▶ **Your objective**: Without the pictures, copy the entries below word for word.

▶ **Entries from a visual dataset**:
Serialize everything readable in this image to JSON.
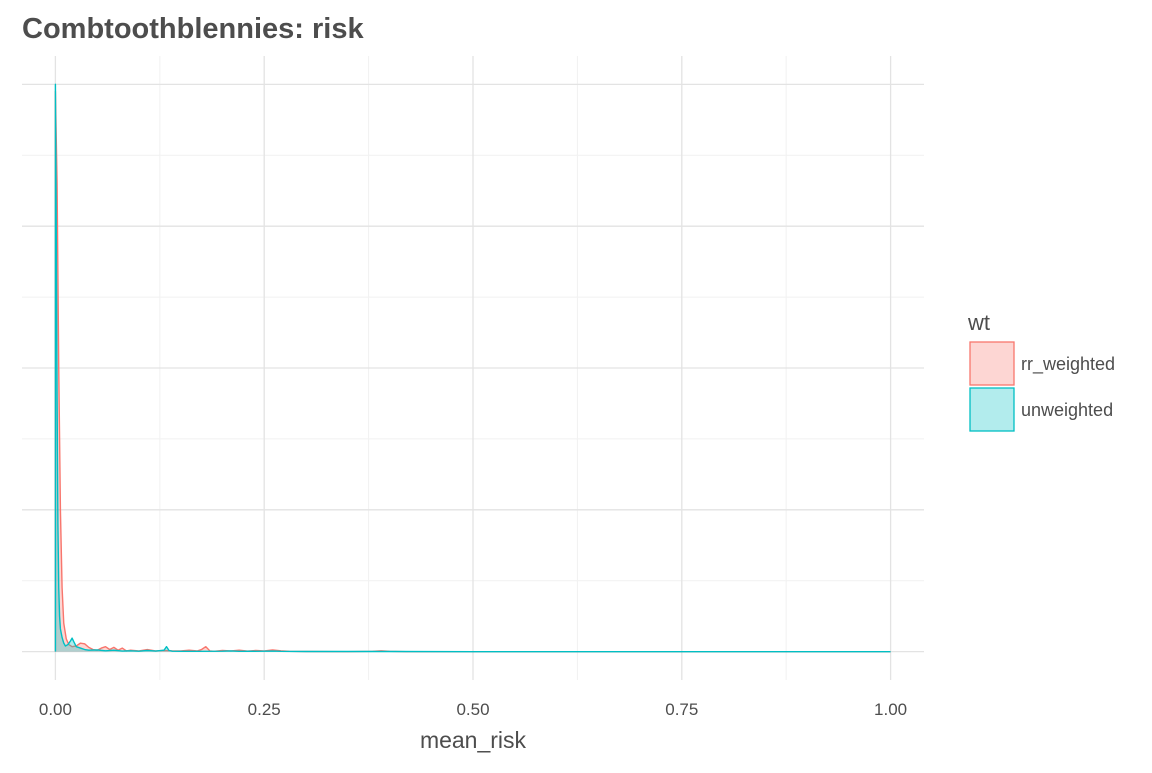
{
  "chart_data": {
    "type": "area",
    "title": "Combtoothblennies: risk",
    "xlabel": "mean_risk",
    "ylabel": "",
    "xlim": [
      -0.04,
      1.04
    ],
    "ylim": [
      -2,
      42
    ],
    "x_ticks": [
      0,
      0.25,
      0.5,
      0.75,
      1.0
    ],
    "x_tick_labels": [
      "0.00",
      "0.25",
      "0.50",
      "0.75",
      "1.00"
    ],
    "y_grid": [
      0,
      10,
      20,
      30,
      40
    ],
    "y_ticks_labeled": false,
    "grid": true,
    "legend": {
      "title": "wt",
      "position": "right"
    },
    "series": [
      {
        "name": "rr_weighted",
        "color": "#F8766D",
        "fill": "#F8766D",
        "fill_opacity": 0.3,
        "x": [
          0,
          0.002,
          0.004,
          0.006,
          0.008,
          0.01,
          0.013,
          0.016,
          0.02,
          0.025,
          0.03,
          0.035,
          0.04,
          0.045,
          0.05,
          0.055,
          0.06,
          0.065,
          0.07,
          0.075,
          0.08,
          0.085,
          0.09,
          0.1,
          0.11,
          0.12,
          0.13,
          0.14,
          0.15,
          0.16,
          0.17,
          0.175,
          0.18,
          0.185,
          0.19,
          0.2,
          0.21,
          0.22,
          0.23,
          0.24,
          0.25,
          0.26,
          0.27,
          0.28,
          0.3,
          0.35,
          0.38,
          0.39,
          0.4,
          0.42,
          0.5,
          0.75,
          1.0
        ],
        "y": [
          39.5,
          33.0,
          20.0,
          10.0,
          4.5,
          2.0,
          0.9,
          0.5,
          0.35,
          0.4,
          0.6,
          0.55,
          0.3,
          0.15,
          0.1,
          0.25,
          0.35,
          0.15,
          0.3,
          0.1,
          0.25,
          0.05,
          0.1,
          0.05,
          0.15,
          0.05,
          0.08,
          0.05,
          0.05,
          0.1,
          0.05,
          0.15,
          0.35,
          0.05,
          0.02,
          0.08,
          0.05,
          0.1,
          0.04,
          0.08,
          0.05,
          0.12,
          0.06,
          0.02,
          0.01,
          0.0,
          0.02,
          0.06,
          0.02,
          0.0,
          0.0,
          0.0,
          0.0
        ]
      },
      {
        "name": "unweighted",
        "color": "#00BFC4",
        "fill": "#00BFC4",
        "fill_opacity": 0.3,
        "x": [
          0,
          0.001,
          0.002,
          0.003,
          0.004,
          0.005,
          0.006,
          0.008,
          0.01,
          0.012,
          0.015,
          0.018,
          0.02,
          0.022,
          0.025,
          0.03,
          0.035,
          0.04,
          0.05,
          0.06,
          0.07,
          0.08,
          0.09,
          0.1,
          0.11,
          0.12,
          0.13,
          0.133,
          0.136,
          0.14,
          0.15,
          0.17,
          0.2,
          0.21,
          0.22,
          0.25,
          0.26,
          0.27,
          0.3,
          0.4,
          0.5,
          0.75,
          1.0
        ],
        "y": [
          40.0,
          30.0,
          18.0,
          9.0,
          4.5,
          2.5,
          1.6,
          1.0,
          0.6,
          0.4,
          0.5,
          0.75,
          0.95,
          0.7,
          0.35,
          0.25,
          0.15,
          0.1,
          0.12,
          0.06,
          0.1,
          0.04,
          0.06,
          0.03,
          0.08,
          0.04,
          0.1,
          0.35,
          0.08,
          0.03,
          0.02,
          0.02,
          0.03,
          0.05,
          0.02,
          0.03,
          0.04,
          0.02,
          0.01,
          0.01,
          0.0,
          0.0,
          0.0
        ]
      }
    ]
  }
}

▶ **Complete output**:
Serialize everything readable in this image to JSON.
{
  "chart_data": {
    "type": "area",
    "title": "Combtoothblennies: risk",
    "xlabel": "mean_risk",
    "ylabel": "",
    "xlim": [
      -0.04,
      1.04
    ],
    "ylim": [
      -2,
      42
    ],
    "x_ticks": [
      0,
      0.25,
      0.5,
      0.75,
      1.0
    ],
    "x_tick_labels": [
      "0.00",
      "0.25",
      "0.50",
      "0.75",
      "1.00"
    ],
    "y_grid": [
      0,
      10,
      20,
      30,
      40
    ],
    "y_ticks_labeled": false,
    "grid": true,
    "legend": {
      "title": "wt",
      "position": "right"
    },
    "series": [
      {
        "name": "rr_weighted",
        "color": "#F8766D",
        "fill": "#F8766D",
        "fill_opacity": 0.3,
        "x": [
          0,
          0.002,
          0.004,
          0.006,
          0.008,
          0.01,
          0.013,
          0.016,
          0.02,
          0.025,
          0.03,
          0.035,
          0.04,
          0.045,
          0.05,
          0.055,
          0.06,
          0.065,
          0.07,
          0.075,
          0.08,
          0.085,
          0.09,
          0.1,
          0.11,
          0.12,
          0.13,
          0.14,
          0.15,
          0.16,
          0.17,
          0.175,
          0.18,
          0.185,
          0.19,
          0.2,
          0.21,
          0.22,
          0.23,
          0.24,
          0.25,
          0.26,
          0.27,
          0.28,
          0.3,
          0.35,
          0.38,
          0.39,
          0.4,
          0.42,
          0.5,
          0.75,
          1.0
        ],
        "y": [
          39.5,
          33.0,
          20.0,
          10.0,
          4.5,
          2.0,
          0.9,
          0.5,
          0.35,
          0.4,
          0.6,
          0.55,
          0.3,
          0.15,
          0.1,
          0.25,
          0.35,
          0.15,
          0.3,
          0.1,
          0.25,
          0.05,
          0.1,
          0.05,
          0.15,
          0.05,
          0.08,
          0.05,
          0.05,
          0.1,
          0.05,
          0.15,
          0.35,
          0.05,
          0.02,
          0.08,
          0.05,
          0.1,
          0.04,
          0.08,
          0.05,
          0.12,
          0.06,
          0.02,
          0.01,
          0.0,
          0.02,
          0.06,
          0.02,
          0.0,
          0.0,
          0.0,
          0.0
        ]
      },
      {
        "name": "unweighted",
        "color": "#00BFC4",
        "fill": "#00BFC4",
        "fill_opacity": 0.3,
        "x": [
          0,
          0.001,
          0.002,
          0.003,
          0.004,
          0.005,
          0.006,
          0.008,
          0.01,
          0.012,
          0.015,
          0.018,
          0.02,
          0.022,
          0.025,
          0.03,
          0.035,
          0.04,
          0.05,
          0.06,
          0.07,
          0.08,
          0.09,
          0.1,
          0.11,
          0.12,
          0.13,
          0.133,
          0.136,
          0.14,
          0.15,
          0.17,
          0.2,
          0.21,
          0.22,
          0.25,
          0.26,
          0.27,
          0.3,
          0.4,
          0.5,
          0.75,
          1.0
        ],
        "y": [
          40.0,
          30.0,
          18.0,
          9.0,
          4.5,
          2.5,
          1.6,
          1.0,
          0.6,
          0.4,
          0.5,
          0.75,
          0.95,
          0.7,
          0.35,
          0.25,
          0.15,
          0.1,
          0.12,
          0.06,
          0.1,
          0.04,
          0.06,
          0.03,
          0.08,
          0.04,
          0.1,
          0.35,
          0.08,
          0.03,
          0.02,
          0.02,
          0.03,
          0.05,
          0.02,
          0.03,
          0.04,
          0.02,
          0.01,
          0.01,
          0.0,
          0.0,
          0.0
        ]
      }
    ]
  }
}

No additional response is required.